(Figure record listings)
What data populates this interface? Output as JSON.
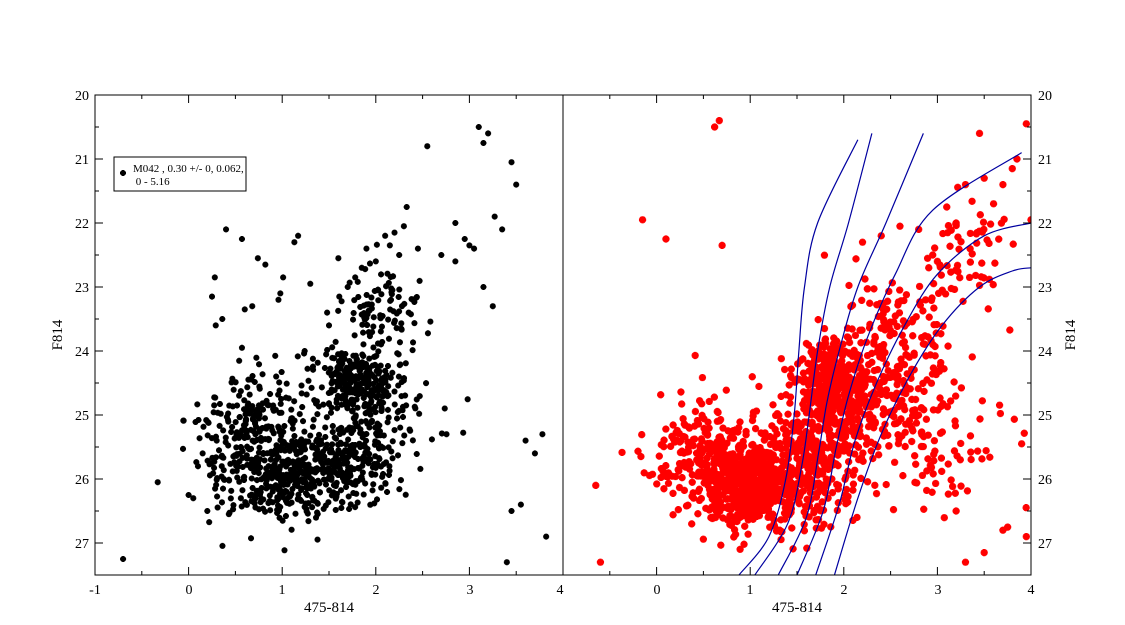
{
  "chart_data": [
    {
      "type": "scatter",
      "panel": "left",
      "xlabel": "475-814",
      "ylabel": "F814",
      "xlim": [
        -1,
        4
      ],
      "ylim": [
        27.5,
        20
      ],
      "y_inverted": true,
      "x_ticks": [
        "-1",
        "0",
        "1",
        "2",
        "3",
        "4"
      ],
      "y_ticks": [
        "20",
        "21",
        "22",
        "23",
        "24",
        "25",
        "26",
        "27"
      ],
      "grid": false,
      "legend_placement": "top-left",
      "legend": [
        "M042  , 0.30 +/- 0, 0.062,",
        " 0 - 5.16"
      ],
      "marker_color": "#000000",
      "series": [
        {
          "x": [
            -0.7,
            -0.33,
            0.4,
            0.57,
            0.74,
            0.82,
            1.17,
            1.13,
            1.3,
            0.98,
            1.01,
            1.24,
            0.28,
            0.25,
            0.36,
            0.68,
            0.6,
            0.29,
            0.57,
            0.96,
            1.48,
            1.61,
            1.7,
            1.78,
            1.85,
            1.6,
            1.5,
            1.9,
            2.0,
            2.1,
            2.2,
            2.3,
            2.15,
            2.25,
            2.33,
            2.45,
            2.55,
            2.7,
            2.85,
            3.0,
            3.1,
            3.15,
            3.2,
            3.27,
            3.35,
            3.45,
            3.5,
            2.85,
            2.95,
            3.05,
            3.15,
            3.25,
            3.6,
            3.7,
            3.78,
            3.82,
            3.55,
            3.45,
            3.4,
            0.2,
            0.0,
            0.05,
            0.1,
            0.15,
            0.3
          ],
          "y": [
            27.25,
            26.05,
            22.1,
            22.25,
            22.55,
            22.65,
            22.2,
            22.3,
            22.95,
            23.1,
            22.85,
            24.0,
            22.85,
            23.15,
            23.5,
            23.3,
            23.35,
            23.6,
            23.95,
            23.2,
            23.4,
            23.15,
            23.0,
            22.85,
            22.7,
            22.55,
            23.6,
            22.4,
            22.6,
            22.2,
            22.15,
            22.05,
            22.35,
            22.5,
            21.75,
            22.4,
            20.8,
            22.5,
            22.6,
            22.35,
            20.5,
            20.75,
            20.6,
            21.9,
            22.1,
            21.05,
            21.4,
            22.0,
            22.25,
            22.4,
            23.0,
            23.3,
            25.4,
            25.6,
            25.3,
            26.9,
            26.4,
            26.5,
            27.3,
            26.5,
            26.25,
            26.3,
            25.8,
            25.6,
            25.4
          ]
        }
      ],
      "clusters": [
        {
          "x_center": 1.8,
          "y_center": 24.45,
          "x_spread": 0.35,
          "y_spread": 0.4,
          "count": 230
        },
        {
          "x_center": 0.95,
          "y_center": 26.0,
          "x_spread": 0.55,
          "y_spread": 0.6,
          "count": 320
        },
        {
          "x_center": 1.55,
          "y_center": 25.8,
          "x_spread": 0.5,
          "y_spread": 0.55,
          "count": 250
        },
        {
          "x_center": 0.7,
          "y_center": 25.1,
          "x_spread": 0.5,
          "y_spread": 0.7,
          "count": 180
        },
        {
          "x_center": 1.9,
          "y_center": 25.0,
          "x_spread": 0.6,
          "y_spread": 0.8,
          "count": 150
        },
        {
          "x_center": 2.1,
          "y_center": 23.3,
          "x_spread": 0.35,
          "y_spread": 0.5,
          "count": 90
        }
      ]
    },
    {
      "type": "scatter",
      "panel": "right",
      "xlabel": "475-814",
      "ylabel": "F814",
      "xlim": [
        -1,
        4
      ],
      "ylim": [
        27.5,
        20
      ],
      "y_inverted": true,
      "x_ticks": [
        "0",
        "1",
        "2",
        "3",
        "4"
      ],
      "y_ticks": [
        "20",
        "21",
        "22",
        "23",
        "24",
        "25",
        "26",
        "27"
      ],
      "grid": false,
      "marker_color": "#ff0000",
      "line_color": "#0000a0",
      "series": [
        {
          "x": [
            0.62,
            0.67,
            0.1,
            -0.15,
            0.7,
            3.45,
            3.7,
            3.8,
            3.85,
            3.95,
            4.0,
            3.5,
            3.6,
            3.3,
            3.1,
            3.2,
            2.2,
            2.4,
            2.6,
            2.8,
            2.95,
            3.0,
            -0.65,
            -0.6,
            3.9,
            3.95,
            3.7,
            3.5,
            3.3,
            3.2
          ],
          "y": [
            20.5,
            20.4,
            22.25,
            21.95,
            22.35,
            20.6,
            21.4,
            21.15,
            21.0,
            20.45,
            21.95,
            21.3,
            21.7,
            21.4,
            21.75,
            22.0,
            22.3,
            22.2,
            22.05,
            22.1,
            22.5,
            22.6,
            26.1,
            27.3,
            25.45,
            26.9,
            26.8,
            27.15,
            27.3,
            26.5
          ]
        }
      ],
      "clusters": [
        {
          "x_center": 1.85,
          "y_center": 24.5,
          "x_spread": 0.3,
          "y_spread": 0.55,
          "count": 320
        },
        {
          "x_center": 1.0,
          "y_center": 26.1,
          "x_spread": 0.4,
          "y_spread": 0.55,
          "count": 520
        },
        {
          "x_center": 1.6,
          "y_center": 25.7,
          "x_spread": 0.45,
          "y_spread": 0.8,
          "count": 380
        },
        {
          "x_center": 0.5,
          "y_center": 25.6,
          "x_spread": 0.5,
          "y_spread": 0.8,
          "count": 200
        },
        {
          "x_center": 2.2,
          "y_center": 24.8,
          "x_spread": 0.6,
          "y_spread": 1.0,
          "count": 220
        },
        {
          "x_center": 2.6,
          "y_center": 23.8,
          "x_spread": 0.5,
          "y_spread": 0.9,
          "count": 120
        },
        {
          "x_center": 3.0,
          "y_center": 25.5,
          "x_spread": 0.6,
          "y_spread": 1.0,
          "count": 90
        },
        {
          "x_center": 3.3,
          "y_center": 22.5,
          "x_spread": 0.45,
          "y_spread": 0.7,
          "count": 60
        }
      ],
      "isochrones": [
        {
          "x": [
            0.88,
            1.2,
            1.38,
            1.47,
            1.52,
            1.58,
            1.72,
            2.15
          ],
          "y": [
            27.5,
            26.9,
            26.0,
            25.0,
            24.0,
            23.0,
            22.0,
            20.7
          ]
        },
        {
          "x": [
            1.05,
            1.4,
            1.55,
            1.63,
            1.72,
            1.85,
            2.05,
            2.3
          ],
          "y": [
            27.5,
            26.7,
            25.8,
            25.0,
            24.0,
            23.0,
            22.0,
            20.6
          ]
        },
        {
          "x": [
            1.3,
            1.6,
            1.73,
            1.82,
            1.95,
            2.15,
            2.45,
            2.85
          ],
          "y": [
            27.5,
            26.6,
            25.6,
            24.8,
            24.0,
            23.0,
            22.0,
            20.6
          ]
        },
        {
          "x": [
            1.5,
            1.78,
            1.92,
            2.05,
            2.25,
            2.55,
            2.95,
            3.9
          ],
          "y": [
            27.5,
            26.5,
            25.5,
            24.7,
            23.8,
            22.8,
            21.8,
            20.9
          ]
        },
        {
          "x": [
            1.7,
            1.95,
            2.12,
            2.35,
            2.65,
            3.0,
            3.5,
            4.0
          ],
          "y": [
            27.5,
            26.4,
            25.4,
            24.5,
            23.6,
            22.8,
            22.2,
            22.0
          ]
        },
        {
          "x": [
            1.9,
            2.15,
            2.4,
            2.7,
            3.05,
            3.45,
            3.8,
            4.0
          ],
          "y": [
            27.5,
            26.3,
            25.3,
            24.4,
            23.6,
            23.0,
            22.75,
            22.7
          ]
        }
      ]
    }
  ]
}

### Task directions:
Give only the number of lines in the records that include the word "left".

### Correct response:
2